*To do*:
Can you return, word for word, the stretch of the reflections on life and reading from "Buying books would" through "really will appear."?

*Quoted passage*:
START

A quick test of the assertion that enjoyment outweighs pain in this world, or that they are at any rate balanced, would be to compare the feelings of an animal engaged in eating another with those of the animal being eaten.

The scenes of our life resemble pictures in rough mosaic; they are ineffective from close up, and have to be viewed from a distance if they are to seem beautiful.  That is why to attain something desired is to discover how vain it is; and why, though we live all our lives in expectation of better things, we often at the same time long regretfully for what is past.  The present, on the other hand, is regarded as something quite temporary and serving only as the road to our goal.  That is why most men discover when they look back on their life that they have the whole time been living ad interim, and are surprised to see that which they let go by so unregarded and unenjoyed was precisely their life, was precisely that in expectation of which they lived.

The art of not reading is a very important one.  It consists in not taking an interest in whatever may be engaging the attention of the general public at any particular time.  When some political or ecclesiastical pamphlet, or novel, or poem is making a great commotion, you should remember that he who writes for fools always finds a large public.-- A precondition for reading good books is not reading bad ones: for life is short.

Buying books would be a good thing if one could also buy the time to read them in: but as a rule the purchase of books is mistaken for the appropriation of their contents.

In our early youth we sit before the life that lies ahead of us like children sitting before the curtain in a theatre, in happy and tense anticipation of whatever is going to appear.  Luckily we do not know what really will appear.

END

*Supplied material*:
START

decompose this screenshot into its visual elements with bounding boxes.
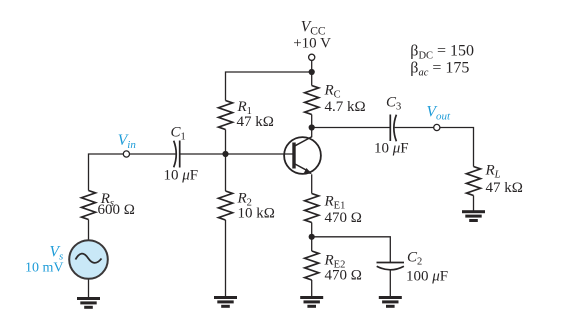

END

*Solution to the problem*:
Buying books would be a good thing if one could also buy the time to read them in: but as a rule the purchase of books is mistaken for the appropriation of their contents.

In our early youth we sit before the life that lies ahead of us like children sitting before the curtain in a theatre, in happy and tense anticipation of whatever is going to appear.  Luckily we do not know what really will appear.